## Begin EXCERPTED DATA
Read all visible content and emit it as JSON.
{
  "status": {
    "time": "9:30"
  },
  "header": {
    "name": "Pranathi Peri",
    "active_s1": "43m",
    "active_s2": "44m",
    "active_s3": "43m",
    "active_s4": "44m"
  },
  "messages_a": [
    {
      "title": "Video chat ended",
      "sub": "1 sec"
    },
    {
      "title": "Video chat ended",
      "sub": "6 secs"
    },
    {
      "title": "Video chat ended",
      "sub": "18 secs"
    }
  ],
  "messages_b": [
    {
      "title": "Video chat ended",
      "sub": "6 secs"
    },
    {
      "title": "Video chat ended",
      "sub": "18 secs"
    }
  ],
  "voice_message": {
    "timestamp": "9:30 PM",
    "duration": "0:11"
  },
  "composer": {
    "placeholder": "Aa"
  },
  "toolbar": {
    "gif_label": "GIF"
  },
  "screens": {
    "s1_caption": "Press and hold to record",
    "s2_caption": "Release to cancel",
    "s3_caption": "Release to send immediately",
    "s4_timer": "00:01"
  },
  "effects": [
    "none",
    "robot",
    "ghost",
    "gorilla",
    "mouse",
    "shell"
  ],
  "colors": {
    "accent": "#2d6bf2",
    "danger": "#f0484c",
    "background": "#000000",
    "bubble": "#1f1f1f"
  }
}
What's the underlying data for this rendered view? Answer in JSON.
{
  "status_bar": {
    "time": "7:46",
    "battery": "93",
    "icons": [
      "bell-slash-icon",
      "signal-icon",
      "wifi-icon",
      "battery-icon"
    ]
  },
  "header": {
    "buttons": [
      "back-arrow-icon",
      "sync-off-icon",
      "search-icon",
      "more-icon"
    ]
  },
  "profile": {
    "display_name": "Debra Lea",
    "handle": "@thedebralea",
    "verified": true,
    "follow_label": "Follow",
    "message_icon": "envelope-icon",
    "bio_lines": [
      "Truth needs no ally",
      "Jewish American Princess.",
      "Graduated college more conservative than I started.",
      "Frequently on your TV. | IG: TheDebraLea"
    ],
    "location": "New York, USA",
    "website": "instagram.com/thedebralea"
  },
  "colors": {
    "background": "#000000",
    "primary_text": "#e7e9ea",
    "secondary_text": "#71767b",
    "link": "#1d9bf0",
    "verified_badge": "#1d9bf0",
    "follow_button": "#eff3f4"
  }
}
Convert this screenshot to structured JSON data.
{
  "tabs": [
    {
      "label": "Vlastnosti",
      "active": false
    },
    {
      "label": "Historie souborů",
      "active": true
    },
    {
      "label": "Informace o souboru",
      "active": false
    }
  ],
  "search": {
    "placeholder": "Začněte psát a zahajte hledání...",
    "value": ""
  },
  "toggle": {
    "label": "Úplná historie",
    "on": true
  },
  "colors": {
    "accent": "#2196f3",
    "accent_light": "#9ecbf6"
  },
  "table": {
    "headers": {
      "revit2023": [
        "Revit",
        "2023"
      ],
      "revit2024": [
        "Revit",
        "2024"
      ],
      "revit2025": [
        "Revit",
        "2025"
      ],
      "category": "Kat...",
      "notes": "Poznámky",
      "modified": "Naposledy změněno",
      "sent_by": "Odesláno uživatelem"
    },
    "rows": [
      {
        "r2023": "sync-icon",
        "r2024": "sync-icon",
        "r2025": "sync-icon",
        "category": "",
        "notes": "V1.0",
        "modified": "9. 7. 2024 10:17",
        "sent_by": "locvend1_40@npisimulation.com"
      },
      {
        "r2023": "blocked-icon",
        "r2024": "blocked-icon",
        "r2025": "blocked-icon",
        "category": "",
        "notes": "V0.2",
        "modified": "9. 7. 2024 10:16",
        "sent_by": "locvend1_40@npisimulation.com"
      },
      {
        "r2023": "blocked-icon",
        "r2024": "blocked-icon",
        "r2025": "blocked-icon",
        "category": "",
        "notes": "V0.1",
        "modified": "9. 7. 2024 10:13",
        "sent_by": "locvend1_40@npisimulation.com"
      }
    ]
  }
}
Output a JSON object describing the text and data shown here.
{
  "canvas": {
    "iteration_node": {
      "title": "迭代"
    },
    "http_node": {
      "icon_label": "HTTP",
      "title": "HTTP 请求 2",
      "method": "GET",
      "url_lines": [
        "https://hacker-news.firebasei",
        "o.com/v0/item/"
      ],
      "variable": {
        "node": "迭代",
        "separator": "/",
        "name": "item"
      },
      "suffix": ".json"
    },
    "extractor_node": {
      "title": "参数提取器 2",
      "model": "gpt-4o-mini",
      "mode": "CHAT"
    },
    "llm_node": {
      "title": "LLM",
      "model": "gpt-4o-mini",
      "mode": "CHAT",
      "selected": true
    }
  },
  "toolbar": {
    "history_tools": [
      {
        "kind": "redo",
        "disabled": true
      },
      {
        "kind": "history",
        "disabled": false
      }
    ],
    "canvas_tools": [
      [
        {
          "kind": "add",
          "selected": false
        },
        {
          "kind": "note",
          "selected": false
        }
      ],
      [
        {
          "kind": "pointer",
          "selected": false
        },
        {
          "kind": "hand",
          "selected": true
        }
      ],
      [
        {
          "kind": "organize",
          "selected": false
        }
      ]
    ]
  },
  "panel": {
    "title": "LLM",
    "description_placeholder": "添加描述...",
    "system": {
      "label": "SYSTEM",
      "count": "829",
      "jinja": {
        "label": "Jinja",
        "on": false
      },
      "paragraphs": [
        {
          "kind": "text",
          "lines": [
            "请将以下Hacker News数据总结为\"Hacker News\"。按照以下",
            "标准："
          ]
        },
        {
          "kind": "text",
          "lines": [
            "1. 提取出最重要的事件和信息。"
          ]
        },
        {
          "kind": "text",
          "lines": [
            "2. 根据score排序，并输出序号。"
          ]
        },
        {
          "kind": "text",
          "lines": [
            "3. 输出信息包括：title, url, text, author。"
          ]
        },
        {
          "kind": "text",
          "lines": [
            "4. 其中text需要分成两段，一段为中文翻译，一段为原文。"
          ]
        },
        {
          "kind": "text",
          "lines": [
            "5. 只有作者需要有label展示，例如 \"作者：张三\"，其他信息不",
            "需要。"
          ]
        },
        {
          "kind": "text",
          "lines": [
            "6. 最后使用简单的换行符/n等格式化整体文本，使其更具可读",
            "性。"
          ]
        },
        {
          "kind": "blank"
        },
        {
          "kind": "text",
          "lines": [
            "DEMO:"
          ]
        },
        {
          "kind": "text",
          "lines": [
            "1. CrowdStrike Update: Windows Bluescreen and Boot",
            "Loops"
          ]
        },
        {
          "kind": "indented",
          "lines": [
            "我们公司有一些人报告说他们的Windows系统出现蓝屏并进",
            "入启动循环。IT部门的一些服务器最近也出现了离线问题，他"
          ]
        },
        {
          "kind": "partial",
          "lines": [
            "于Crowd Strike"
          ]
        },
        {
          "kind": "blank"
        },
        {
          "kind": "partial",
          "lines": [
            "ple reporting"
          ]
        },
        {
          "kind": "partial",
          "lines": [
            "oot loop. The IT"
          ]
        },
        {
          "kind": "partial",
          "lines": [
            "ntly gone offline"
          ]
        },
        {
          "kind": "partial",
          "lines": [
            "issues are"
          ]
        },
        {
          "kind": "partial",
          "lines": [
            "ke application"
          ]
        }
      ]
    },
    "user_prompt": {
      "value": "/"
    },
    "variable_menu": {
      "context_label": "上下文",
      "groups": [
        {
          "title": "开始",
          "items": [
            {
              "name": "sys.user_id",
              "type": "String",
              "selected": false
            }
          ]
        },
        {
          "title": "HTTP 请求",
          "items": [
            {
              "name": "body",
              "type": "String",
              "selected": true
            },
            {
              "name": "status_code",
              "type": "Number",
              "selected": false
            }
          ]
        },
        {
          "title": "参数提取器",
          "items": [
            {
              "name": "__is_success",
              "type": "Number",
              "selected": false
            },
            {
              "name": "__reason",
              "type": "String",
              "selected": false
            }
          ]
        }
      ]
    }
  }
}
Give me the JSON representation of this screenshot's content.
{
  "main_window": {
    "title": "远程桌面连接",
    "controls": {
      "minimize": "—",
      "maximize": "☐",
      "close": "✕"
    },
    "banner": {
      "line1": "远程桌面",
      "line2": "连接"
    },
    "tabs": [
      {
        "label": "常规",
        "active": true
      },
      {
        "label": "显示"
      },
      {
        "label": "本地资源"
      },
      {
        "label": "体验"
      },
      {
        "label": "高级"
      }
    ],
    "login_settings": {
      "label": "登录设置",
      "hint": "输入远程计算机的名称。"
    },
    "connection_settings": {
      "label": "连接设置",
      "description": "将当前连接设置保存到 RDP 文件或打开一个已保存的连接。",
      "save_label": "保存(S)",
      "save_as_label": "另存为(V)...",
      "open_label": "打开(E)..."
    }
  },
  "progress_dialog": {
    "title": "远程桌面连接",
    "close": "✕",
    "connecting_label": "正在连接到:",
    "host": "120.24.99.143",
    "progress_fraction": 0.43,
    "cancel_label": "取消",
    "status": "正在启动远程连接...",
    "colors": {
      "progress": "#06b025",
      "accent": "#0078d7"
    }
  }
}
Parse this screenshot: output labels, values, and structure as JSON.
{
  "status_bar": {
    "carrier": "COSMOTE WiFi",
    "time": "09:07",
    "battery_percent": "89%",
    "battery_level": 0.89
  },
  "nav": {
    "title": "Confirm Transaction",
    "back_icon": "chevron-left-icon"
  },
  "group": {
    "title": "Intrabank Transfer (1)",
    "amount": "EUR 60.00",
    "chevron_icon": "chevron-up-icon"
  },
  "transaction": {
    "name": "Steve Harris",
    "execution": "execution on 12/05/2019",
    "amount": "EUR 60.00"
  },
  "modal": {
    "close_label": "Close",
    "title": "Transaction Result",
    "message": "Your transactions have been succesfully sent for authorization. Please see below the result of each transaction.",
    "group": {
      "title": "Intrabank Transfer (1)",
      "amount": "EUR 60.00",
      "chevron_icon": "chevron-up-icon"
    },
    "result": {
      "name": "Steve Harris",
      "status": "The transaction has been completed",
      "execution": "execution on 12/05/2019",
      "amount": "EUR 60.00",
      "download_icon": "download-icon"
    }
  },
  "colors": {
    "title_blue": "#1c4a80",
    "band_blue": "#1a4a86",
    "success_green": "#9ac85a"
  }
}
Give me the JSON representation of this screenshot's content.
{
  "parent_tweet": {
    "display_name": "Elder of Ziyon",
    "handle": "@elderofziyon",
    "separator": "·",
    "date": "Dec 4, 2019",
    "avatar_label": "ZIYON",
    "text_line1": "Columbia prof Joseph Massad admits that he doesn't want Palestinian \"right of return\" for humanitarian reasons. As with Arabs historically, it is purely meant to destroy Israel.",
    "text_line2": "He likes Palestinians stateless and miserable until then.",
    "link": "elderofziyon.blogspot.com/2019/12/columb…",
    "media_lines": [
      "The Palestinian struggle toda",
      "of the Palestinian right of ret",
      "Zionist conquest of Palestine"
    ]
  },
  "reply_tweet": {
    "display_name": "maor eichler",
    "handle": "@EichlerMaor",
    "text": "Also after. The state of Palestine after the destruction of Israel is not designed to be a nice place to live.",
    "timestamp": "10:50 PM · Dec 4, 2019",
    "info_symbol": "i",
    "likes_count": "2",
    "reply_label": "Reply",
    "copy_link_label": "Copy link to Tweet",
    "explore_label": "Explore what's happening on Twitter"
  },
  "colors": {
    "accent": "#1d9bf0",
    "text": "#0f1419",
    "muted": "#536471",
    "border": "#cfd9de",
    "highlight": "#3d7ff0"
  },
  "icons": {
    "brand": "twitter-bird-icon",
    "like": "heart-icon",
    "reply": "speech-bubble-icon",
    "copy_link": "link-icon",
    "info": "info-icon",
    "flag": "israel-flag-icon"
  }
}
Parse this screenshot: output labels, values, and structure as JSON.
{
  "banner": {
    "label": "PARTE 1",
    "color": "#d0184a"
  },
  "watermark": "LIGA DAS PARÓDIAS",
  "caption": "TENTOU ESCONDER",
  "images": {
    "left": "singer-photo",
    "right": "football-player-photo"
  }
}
## End EXCERPTED DATA
AIM: Return every line of the preceding records in which the word "Intrabank" appears.

RESULT OF THIS EXERCISE:
    "title": "Intrabank Transfer (1)",
      "title": "Intrabank Transfer (1)",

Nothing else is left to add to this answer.